Search the material for the string "distress", then return every line where it is found.

* _Data section_

## START

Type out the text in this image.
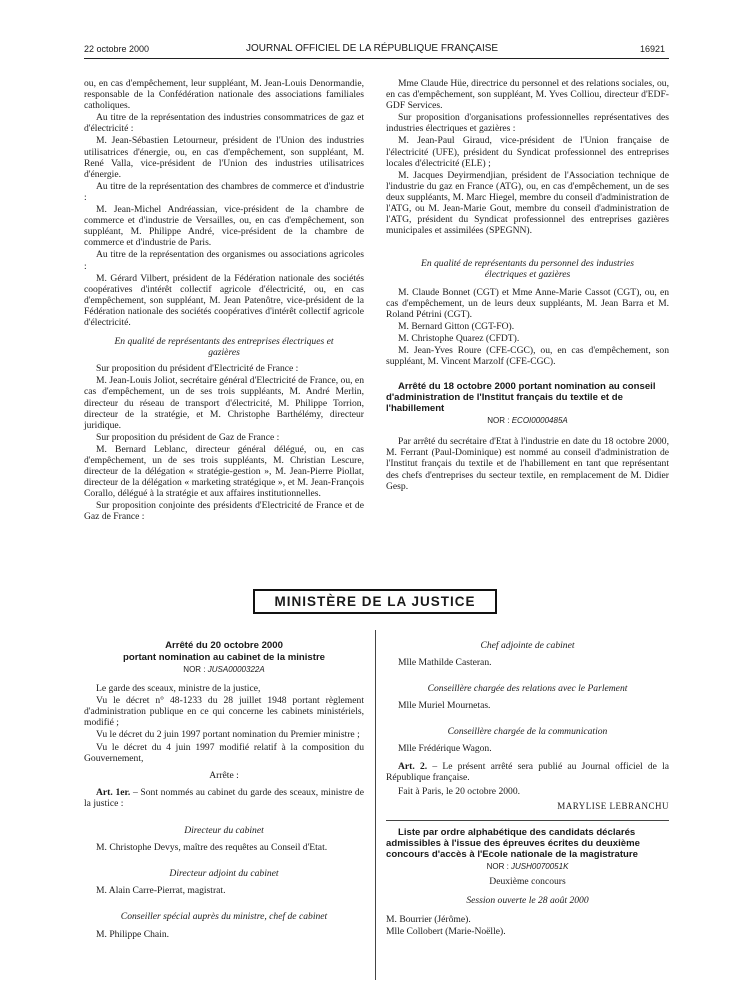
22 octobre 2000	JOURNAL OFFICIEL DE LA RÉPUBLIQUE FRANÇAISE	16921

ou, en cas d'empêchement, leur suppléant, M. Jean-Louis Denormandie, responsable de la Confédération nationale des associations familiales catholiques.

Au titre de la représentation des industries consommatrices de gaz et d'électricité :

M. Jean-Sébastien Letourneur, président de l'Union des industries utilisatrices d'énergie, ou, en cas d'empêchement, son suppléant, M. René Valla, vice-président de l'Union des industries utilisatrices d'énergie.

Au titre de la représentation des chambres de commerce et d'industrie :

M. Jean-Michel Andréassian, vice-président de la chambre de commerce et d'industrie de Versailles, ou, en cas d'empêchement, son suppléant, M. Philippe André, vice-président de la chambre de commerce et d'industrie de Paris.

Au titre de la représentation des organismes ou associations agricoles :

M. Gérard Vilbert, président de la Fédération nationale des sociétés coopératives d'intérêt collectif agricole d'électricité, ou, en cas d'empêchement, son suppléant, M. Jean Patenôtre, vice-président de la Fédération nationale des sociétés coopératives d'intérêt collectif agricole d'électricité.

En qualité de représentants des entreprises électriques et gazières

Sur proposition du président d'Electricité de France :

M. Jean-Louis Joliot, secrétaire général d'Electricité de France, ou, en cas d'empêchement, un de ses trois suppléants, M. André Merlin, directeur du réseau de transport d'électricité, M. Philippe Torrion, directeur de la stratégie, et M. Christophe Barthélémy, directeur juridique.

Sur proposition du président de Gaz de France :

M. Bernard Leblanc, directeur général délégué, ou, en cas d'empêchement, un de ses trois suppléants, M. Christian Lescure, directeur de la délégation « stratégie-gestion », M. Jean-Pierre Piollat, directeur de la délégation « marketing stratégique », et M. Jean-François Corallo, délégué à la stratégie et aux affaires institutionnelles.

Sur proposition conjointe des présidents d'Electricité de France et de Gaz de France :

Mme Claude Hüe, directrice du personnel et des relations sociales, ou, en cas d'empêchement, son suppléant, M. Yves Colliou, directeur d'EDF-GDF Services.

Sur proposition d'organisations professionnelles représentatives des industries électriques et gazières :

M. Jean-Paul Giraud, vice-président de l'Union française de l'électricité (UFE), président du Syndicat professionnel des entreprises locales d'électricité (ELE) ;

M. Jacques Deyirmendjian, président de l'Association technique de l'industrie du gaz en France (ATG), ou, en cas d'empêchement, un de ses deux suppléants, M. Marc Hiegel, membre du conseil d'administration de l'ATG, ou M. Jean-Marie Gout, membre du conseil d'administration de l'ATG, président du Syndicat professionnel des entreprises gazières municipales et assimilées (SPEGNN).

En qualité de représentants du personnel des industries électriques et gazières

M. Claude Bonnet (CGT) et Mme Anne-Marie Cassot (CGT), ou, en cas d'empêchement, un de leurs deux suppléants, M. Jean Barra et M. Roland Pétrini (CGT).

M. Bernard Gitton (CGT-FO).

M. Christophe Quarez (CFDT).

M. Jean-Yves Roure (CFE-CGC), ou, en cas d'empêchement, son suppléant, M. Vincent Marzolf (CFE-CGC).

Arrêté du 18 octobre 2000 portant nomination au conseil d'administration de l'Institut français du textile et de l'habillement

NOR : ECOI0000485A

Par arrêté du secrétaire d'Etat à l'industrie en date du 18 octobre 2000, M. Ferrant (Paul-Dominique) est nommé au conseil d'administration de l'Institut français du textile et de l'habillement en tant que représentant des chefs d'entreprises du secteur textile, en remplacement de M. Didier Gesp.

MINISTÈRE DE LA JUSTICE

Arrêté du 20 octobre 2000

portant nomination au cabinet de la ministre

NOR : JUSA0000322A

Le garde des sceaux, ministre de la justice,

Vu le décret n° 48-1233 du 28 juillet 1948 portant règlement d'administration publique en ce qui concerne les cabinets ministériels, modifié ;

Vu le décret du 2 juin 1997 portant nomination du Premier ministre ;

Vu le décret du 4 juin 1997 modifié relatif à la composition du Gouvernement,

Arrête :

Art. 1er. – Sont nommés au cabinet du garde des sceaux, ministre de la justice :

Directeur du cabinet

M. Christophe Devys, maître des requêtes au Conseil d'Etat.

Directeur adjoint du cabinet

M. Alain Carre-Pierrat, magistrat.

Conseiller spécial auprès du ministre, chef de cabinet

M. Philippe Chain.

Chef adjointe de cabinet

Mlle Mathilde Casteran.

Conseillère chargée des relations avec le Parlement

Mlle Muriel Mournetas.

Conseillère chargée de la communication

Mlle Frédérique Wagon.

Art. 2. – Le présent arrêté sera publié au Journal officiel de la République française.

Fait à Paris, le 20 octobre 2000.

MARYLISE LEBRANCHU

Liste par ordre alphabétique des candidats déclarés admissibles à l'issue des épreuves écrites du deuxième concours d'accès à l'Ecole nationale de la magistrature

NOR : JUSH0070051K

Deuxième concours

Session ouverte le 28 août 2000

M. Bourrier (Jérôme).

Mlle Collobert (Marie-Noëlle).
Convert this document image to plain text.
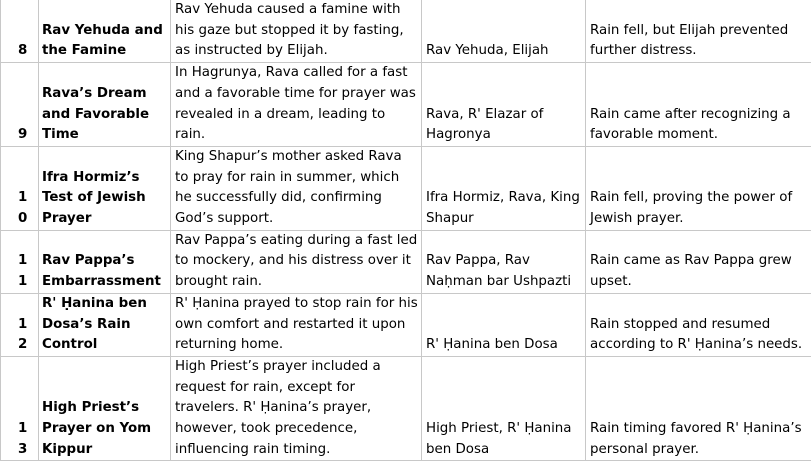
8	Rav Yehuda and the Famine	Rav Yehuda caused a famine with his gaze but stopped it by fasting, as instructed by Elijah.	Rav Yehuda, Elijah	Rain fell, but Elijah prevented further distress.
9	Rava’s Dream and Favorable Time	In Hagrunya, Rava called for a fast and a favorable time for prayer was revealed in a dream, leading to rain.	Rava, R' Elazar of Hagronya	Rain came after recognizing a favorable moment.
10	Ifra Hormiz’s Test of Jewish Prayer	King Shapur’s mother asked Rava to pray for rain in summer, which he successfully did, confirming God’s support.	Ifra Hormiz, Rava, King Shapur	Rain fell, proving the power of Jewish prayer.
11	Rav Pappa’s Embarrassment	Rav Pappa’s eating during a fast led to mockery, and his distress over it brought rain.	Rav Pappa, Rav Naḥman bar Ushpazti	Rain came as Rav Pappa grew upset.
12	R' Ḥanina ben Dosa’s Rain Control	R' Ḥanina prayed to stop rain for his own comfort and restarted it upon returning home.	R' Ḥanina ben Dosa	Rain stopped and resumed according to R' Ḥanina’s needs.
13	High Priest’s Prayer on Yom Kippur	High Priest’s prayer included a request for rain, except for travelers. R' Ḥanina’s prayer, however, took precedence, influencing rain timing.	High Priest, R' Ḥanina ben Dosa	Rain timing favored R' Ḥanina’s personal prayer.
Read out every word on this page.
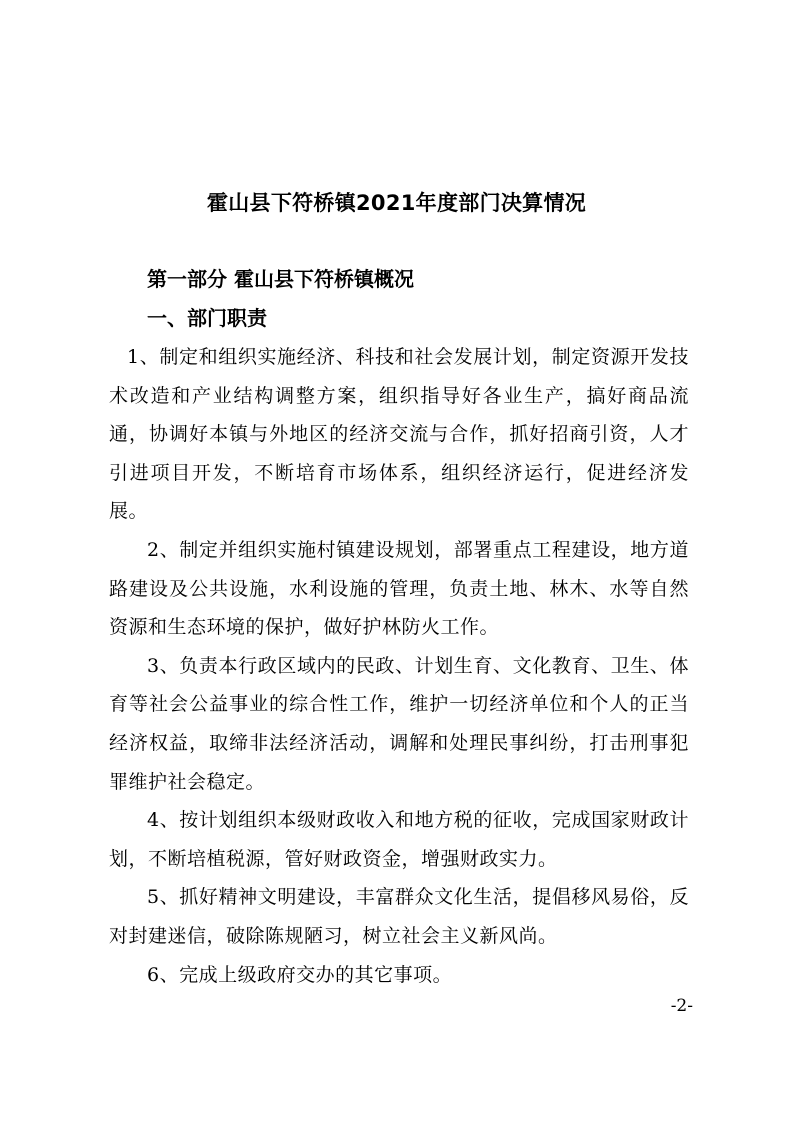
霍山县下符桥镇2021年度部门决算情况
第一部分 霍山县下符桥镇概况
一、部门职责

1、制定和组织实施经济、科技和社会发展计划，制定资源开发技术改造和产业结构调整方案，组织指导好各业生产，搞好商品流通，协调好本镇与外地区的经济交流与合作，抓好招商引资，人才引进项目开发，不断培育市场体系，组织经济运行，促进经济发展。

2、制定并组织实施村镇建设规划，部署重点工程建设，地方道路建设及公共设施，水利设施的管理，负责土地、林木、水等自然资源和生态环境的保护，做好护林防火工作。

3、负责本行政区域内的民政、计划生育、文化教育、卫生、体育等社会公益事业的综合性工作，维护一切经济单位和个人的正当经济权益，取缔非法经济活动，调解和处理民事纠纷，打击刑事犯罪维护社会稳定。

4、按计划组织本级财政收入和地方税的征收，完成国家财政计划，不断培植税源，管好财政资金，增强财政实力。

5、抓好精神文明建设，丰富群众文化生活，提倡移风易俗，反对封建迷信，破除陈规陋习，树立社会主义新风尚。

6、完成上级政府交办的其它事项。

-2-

## END

* _The solution_
8	Rav Yehuda and the Famine	Rav Yehuda caused a famine with his gaze but stopped it by fasting, as instructed by Elijah.	Rav Yehuda, Elijah	Rain fell, but Elijah prevented further distress.
11	Rav Pappa’s Embarrassment	Rav Pappa’s eating during a fast led to mockery, and his distress over it brought rain.	Rav Pappa, Rav Naḥman bar Ushpazti	Rain came as Rav Pappa grew upset.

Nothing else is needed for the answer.